**Exercise goal**
Your task is to print all of the material verbatim.

**Material provided**
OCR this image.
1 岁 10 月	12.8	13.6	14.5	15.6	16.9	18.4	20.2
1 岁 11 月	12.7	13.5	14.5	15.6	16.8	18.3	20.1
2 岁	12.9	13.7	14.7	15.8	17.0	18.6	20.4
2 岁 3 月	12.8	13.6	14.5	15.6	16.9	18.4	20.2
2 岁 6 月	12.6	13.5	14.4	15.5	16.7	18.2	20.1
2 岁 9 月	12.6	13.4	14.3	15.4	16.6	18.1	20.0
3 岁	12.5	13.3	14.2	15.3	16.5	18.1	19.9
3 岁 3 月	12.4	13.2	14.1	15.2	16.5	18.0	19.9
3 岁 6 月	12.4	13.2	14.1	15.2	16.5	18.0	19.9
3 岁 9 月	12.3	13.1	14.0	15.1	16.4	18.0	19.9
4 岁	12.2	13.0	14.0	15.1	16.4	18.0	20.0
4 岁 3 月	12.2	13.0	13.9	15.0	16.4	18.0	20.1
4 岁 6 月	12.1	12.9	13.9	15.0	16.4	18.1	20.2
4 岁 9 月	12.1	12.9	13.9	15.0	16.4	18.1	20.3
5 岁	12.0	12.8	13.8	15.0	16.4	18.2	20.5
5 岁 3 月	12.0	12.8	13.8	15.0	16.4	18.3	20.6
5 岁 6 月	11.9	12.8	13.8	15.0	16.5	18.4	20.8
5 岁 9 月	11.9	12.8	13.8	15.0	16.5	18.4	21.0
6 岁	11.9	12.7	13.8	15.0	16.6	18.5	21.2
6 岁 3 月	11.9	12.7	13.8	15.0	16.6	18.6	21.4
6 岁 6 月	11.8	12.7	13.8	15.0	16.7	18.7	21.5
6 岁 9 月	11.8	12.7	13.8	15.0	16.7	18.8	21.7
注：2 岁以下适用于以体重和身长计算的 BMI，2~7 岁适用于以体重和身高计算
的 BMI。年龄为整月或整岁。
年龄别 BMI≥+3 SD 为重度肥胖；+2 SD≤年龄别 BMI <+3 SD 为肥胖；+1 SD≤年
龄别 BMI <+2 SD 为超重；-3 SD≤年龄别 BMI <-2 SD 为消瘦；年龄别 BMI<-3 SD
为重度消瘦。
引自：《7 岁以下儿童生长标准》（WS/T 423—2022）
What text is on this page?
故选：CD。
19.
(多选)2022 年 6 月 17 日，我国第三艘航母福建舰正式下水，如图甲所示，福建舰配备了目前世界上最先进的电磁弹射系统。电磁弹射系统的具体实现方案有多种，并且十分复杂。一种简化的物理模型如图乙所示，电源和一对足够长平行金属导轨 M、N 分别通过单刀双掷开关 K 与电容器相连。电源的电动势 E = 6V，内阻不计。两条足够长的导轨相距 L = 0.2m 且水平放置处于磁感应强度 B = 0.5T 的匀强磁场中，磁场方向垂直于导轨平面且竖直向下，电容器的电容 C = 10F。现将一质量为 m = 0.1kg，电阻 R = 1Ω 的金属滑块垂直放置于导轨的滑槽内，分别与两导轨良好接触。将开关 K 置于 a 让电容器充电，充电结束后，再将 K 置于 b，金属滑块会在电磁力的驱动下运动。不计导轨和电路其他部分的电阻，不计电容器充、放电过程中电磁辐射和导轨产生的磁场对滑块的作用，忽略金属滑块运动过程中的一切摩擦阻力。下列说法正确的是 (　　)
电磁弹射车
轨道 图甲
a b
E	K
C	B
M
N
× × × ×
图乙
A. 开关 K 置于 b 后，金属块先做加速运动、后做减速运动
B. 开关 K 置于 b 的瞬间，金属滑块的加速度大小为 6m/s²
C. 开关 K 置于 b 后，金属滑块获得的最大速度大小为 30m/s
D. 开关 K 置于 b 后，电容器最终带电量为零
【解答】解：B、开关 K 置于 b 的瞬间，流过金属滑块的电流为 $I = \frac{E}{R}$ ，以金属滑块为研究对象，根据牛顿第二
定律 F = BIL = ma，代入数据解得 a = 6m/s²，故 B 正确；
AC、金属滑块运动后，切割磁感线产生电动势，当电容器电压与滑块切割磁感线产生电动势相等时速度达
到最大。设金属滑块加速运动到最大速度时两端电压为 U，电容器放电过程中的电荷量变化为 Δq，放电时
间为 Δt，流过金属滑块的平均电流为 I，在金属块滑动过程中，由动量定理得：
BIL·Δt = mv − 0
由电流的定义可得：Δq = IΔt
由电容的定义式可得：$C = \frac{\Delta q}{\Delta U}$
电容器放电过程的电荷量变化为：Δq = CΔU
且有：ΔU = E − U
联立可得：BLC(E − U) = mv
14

**Output for this task**
OCR this image.
1 岁 10 月	12.8	13.6	14.5	15.6	16.9	18.4	20.2
1 岁 11 月	12.7	13.5	14.5	15.6	16.8	18.3	20.1
2 岁	12.9	13.7	14.7	15.8	17.0	18.6	20.4
2 岁 3 月	12.8	13.6	14.5	15.6	16.9	18.4	20.2
2 岁 6 月	12.6	13.5	14.4	15.5	16.7	18.2	20.1
2 岁 9 月	12.6	13.4	14.3	15.4	16.6	18.1	20.0
3 岁	12.5	13.3	14.2	15.3	16.5	18.1	19.9
3 岁 3 月	12.4	13.2	14.1	15.2	16.5	18.0	19.9
3 岁 6 月	12.4	13.2	14.1	15.2	16.5	18.0	19.9
3 岁 9 月	12.3	13.1	14.0	15.1	16.4	18.0	19.9
4 岁	12.2	13.0	14.0	15.1	16.4	18.0	20.0
4 岁 3 月	12.2	13.0	13.9	15.0	16.4	18.0	20.1
4 岁 6 月	12.1	12.9	13.9	15.0	16.4	18.1	20.2
4 岁 9 月	12.1	12.9	13.9	15.0	16.4	18.1	20.3
5 岁	12.0	12.8	13.8	15.0	16.4	18.2	20.5
5 岁 3 月	12.0	12.8	13.8	15.0	16.4	18.3	20.6
5 岁 6 月	11.9	12.8	13.8	15.0	16.5	18.4	20.8
5 岁 9 月	11.9	12.8	13.8	15.0	16.5	18.4	21.0
6 岁	11.9	12.7	13.8	15.0	16.6	18.5	21.2
6 岁 3 月	11.9	12.7	13.8	15.0	16.6	18.6	21.4
6 岁 6 月	11.8	12.7	13.8	15.0	16.7	18.7	21.5
6 岁 9 月	11.8	12.7	13.8	15.0	16.7	18.8	21.7
注：2 岁以下适用于以体重和身长计算的 BMI，2~7 岁适用于以体重和身高计算
的 BMI。年龄为整月或整岁。
年龄别 BMI≥+3 SD 为重度肥胖；+2 SD≤年龄别 BMI <+3 SD 为肥胖；+1 SD≤年
龄别 BMI <+2 SD 为超重；-3 SD≤年龄别 BMI <-2 SD 为消瘦；年龄别 BMI<-3 SD
为重度消瘦。
引自：《7 岁以下儿童生长标准》（WS/T 423—2022）
What text is on this page?
故选：CD。
19.
(多选)2022 年 6 月 17 日，我国第三艘航母福建舰正式下水，如图甲所示，福建舰配备了目前世界上最先进的电磁弹射系统。电磁弹射系统的具体实现方案有多种，并且十分复杂。一种简化的物理模型如图乙所示，电源和一对足够长平行金属导轨 M、N 分别通过单刀双掷开关 K 与电容器相连。电源的电动势 E = 6V，内阻不计。两条足够长的导轨相距 L = 0.2m 且水平放置处于磁感应强度 B = 0.5T 的匀强磁场中，磁场方向垂直于导轨平面且竖直向下，电容器的电容 C = 10F。现将一质量为 m = 0.1kg，电阻 R = 1Ω 的金属滑块垂直放置于导轨的滑槽内，分别与两导轨良好接触。将开关 K 置于 a 让电容器充电，充电结束后，再将 K 置于 b，金属滑块会在电磁力的驱动下运动。不计导轨和电路其他部分的电阻，不计电容器充、放电过程中电磁辐射和导轨产生的磁场对滑块的作用，忽略金属滑块运动过程中的一切摩擦阻力。下列说法正确的是 (　　)
电磁弹射车
轨道 图甲
a b
E	K
C	B
M
N
× × × ×
图乙
A. 开关 K 置于 b 后，金属块先做加速运动、后做减速运动
B. 开关 K 置于 b 的瞬间，金属滑块的加速度大小为 6m/s²
C. 开关 K 置于 b 后，金属滑块获得的最大速度大小为 30m/s
D. 开关 K 置于 b 后，电容器最终带电量为零
【解答】解：B、开关 K 置于 b 的瞬间，流过金属滑块的电流为 $I = \frac{E}{R}$ ，以金属滑块为研究对象，根据牛顿第二
定律 F = BIL = ma，代入数据解得 a = 6m/s²，故 B 正确；
AC、金属滑块运动后，切割磁感线产生电动势，当电容器电压与滑块切割磁感线产生电动势相等时速度达
到最大。设金属滑块加速运动到最大速度时两端电压为 U，电容器放电过程中的电荷量变化为 Δq，放电时
间为 Δt，流过金属滑块的平均电流为 I，在金属块滑动过程中，由动量定理得：
BIL·Δt = mv − 0
由电流的定义可得：Δq = IΔt
由电容的定义式可得：$C = \frac{\Delta q}{\Delta U}$
电容器放电过程的电荷量变化为：Δq = CΔU
且有：ΔU = E − U
联立可得：BLC(E − U) = mv
14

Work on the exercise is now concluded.